Pick out all lines with the word "Control" from the records that follow.
---- Given data
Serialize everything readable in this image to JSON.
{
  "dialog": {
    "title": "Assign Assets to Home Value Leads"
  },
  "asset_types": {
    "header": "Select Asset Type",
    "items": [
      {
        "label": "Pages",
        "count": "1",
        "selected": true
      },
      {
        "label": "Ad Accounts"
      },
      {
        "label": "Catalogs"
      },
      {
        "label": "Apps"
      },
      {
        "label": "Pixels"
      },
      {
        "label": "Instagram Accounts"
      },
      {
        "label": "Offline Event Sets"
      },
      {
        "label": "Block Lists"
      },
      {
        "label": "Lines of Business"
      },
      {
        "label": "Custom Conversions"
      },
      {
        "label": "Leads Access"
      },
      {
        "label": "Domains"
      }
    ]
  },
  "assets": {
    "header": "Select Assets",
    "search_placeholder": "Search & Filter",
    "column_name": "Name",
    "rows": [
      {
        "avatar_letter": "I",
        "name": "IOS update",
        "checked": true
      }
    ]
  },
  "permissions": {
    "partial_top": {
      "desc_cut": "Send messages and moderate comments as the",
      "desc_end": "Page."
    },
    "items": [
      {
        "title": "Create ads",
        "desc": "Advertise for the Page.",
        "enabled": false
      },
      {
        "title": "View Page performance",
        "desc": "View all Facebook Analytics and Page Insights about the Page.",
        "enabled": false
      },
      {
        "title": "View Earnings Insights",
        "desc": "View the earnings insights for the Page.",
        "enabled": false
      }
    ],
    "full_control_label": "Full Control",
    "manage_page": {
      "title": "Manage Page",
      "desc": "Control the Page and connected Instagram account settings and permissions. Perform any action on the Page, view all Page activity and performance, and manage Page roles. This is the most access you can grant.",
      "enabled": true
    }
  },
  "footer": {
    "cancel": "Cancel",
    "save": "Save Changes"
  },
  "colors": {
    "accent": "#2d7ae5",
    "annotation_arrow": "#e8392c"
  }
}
--------
● Written answer
    "full_control_label": "Full Control",
      "desc": "Control the Page and connected Instagram account settings and permissions. Perform any action on the Page, view all Page activity and performance, and manage Page roles. This is the most access you can grant.",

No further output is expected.